──────── Data to use ────────

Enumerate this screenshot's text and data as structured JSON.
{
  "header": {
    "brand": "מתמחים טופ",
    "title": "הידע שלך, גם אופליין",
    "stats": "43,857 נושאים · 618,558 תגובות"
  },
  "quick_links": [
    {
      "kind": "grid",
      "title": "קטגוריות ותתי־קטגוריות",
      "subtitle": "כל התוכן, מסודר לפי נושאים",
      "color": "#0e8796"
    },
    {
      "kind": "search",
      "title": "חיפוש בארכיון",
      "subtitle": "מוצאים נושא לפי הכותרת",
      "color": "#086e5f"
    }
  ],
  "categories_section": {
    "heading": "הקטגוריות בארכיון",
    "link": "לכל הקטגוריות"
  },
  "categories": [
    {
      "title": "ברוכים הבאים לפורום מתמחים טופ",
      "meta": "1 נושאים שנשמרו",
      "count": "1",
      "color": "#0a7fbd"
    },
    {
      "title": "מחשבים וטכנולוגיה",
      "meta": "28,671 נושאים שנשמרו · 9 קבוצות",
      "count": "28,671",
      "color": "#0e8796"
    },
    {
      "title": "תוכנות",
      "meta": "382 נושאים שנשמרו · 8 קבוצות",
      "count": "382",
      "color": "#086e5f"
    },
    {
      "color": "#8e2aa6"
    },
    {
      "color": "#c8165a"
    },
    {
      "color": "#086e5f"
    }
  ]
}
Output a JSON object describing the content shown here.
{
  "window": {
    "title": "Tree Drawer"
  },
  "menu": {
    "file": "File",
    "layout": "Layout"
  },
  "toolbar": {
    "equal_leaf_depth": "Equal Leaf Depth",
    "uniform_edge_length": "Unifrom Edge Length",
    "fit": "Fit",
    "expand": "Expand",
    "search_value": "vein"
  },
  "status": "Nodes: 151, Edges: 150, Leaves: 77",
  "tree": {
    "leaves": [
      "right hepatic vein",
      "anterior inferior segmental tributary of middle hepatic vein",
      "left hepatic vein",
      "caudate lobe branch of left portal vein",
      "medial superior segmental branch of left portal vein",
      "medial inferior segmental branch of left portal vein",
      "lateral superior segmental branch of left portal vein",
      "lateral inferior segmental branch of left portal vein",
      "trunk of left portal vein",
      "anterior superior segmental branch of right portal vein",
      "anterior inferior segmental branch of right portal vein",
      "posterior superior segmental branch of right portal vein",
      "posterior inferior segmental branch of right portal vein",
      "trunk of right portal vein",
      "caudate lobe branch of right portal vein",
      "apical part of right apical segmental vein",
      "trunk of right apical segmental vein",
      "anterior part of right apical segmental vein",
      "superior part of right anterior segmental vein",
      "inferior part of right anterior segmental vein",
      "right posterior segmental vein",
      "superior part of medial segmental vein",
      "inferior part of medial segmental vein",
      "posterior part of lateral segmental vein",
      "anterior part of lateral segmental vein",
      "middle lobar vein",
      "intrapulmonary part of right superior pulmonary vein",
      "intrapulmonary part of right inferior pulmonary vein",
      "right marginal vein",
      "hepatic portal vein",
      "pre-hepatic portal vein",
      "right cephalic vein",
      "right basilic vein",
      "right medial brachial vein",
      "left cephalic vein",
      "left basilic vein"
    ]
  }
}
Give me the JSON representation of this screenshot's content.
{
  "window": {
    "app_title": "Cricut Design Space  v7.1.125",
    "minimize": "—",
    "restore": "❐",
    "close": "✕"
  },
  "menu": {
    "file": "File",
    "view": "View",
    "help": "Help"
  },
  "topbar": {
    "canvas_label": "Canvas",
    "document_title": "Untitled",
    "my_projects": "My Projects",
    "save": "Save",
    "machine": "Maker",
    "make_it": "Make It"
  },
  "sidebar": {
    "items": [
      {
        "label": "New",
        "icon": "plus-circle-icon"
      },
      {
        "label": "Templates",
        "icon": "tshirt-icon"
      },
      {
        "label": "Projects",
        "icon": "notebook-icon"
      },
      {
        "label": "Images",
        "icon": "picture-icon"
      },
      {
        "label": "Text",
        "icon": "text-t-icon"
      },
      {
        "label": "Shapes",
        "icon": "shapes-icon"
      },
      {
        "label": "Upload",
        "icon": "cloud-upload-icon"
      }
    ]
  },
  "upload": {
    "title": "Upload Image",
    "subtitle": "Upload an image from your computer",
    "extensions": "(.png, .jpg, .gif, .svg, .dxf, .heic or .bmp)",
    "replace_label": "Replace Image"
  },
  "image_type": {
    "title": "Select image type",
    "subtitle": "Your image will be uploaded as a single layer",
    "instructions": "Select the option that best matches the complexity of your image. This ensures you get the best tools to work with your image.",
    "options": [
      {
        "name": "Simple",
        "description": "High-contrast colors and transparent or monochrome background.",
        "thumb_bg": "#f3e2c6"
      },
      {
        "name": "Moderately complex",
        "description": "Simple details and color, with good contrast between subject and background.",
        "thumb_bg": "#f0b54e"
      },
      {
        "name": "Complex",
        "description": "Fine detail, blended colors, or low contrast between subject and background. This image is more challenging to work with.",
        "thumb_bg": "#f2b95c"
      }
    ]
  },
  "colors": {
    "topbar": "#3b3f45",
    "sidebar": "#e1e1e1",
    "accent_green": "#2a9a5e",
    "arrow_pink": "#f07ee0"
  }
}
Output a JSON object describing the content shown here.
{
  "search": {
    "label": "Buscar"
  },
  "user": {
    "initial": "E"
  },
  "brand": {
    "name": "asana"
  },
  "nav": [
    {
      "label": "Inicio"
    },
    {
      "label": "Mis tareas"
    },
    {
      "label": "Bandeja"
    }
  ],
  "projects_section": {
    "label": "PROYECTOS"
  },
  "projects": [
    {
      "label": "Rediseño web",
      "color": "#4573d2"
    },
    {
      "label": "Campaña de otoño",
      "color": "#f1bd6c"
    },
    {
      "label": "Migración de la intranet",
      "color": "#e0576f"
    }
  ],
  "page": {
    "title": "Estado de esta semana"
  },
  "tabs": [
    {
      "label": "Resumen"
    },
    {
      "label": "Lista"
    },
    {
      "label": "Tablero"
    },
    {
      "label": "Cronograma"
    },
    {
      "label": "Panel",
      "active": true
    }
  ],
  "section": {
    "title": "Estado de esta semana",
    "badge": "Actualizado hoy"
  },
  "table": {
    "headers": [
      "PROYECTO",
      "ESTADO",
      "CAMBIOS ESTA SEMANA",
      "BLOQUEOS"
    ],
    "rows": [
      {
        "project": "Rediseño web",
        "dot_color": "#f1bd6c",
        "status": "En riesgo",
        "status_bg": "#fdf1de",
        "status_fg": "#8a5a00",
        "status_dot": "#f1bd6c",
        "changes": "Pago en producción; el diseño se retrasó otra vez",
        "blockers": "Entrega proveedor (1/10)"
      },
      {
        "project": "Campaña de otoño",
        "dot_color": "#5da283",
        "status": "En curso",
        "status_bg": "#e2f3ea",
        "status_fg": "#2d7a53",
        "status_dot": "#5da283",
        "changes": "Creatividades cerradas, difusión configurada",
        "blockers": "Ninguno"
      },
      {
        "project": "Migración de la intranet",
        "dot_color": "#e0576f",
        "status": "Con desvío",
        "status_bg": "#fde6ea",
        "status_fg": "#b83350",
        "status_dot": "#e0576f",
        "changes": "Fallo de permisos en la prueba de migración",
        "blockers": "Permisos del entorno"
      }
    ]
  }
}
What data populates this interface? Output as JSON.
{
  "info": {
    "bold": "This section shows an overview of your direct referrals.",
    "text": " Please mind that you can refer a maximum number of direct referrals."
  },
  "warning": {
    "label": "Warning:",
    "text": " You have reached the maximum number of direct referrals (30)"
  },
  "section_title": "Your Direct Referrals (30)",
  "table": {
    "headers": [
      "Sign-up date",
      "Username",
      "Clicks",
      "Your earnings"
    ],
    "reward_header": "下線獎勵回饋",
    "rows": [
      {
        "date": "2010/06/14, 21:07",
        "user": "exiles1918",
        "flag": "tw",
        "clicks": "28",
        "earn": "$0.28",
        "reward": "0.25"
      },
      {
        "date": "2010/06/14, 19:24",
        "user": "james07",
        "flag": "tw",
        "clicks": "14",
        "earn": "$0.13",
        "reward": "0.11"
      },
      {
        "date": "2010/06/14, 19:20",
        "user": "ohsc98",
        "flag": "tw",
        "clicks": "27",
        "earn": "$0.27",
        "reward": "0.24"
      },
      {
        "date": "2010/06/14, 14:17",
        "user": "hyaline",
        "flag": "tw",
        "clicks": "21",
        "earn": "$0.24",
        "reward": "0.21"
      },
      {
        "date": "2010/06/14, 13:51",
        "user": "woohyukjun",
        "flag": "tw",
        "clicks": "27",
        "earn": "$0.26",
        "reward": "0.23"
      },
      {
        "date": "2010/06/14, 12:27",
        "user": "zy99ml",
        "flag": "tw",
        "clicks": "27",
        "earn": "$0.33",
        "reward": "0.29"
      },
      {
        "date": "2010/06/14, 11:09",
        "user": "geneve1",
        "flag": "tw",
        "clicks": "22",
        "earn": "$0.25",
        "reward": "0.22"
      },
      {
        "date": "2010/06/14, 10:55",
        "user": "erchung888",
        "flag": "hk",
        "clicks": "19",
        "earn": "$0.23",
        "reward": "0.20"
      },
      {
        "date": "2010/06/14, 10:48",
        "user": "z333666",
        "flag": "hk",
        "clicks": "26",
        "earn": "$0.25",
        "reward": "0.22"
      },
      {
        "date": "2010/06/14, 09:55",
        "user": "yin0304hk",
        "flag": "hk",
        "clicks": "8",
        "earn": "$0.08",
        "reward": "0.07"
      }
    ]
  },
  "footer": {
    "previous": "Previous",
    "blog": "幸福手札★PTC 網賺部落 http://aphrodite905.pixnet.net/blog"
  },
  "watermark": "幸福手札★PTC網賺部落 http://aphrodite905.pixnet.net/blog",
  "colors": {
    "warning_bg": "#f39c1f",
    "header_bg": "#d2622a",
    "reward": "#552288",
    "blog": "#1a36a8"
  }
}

────────

### Task brief
Going through the entries above line by line, work out how many lines include the word "מתמחים". Only the number is required.

### In response
2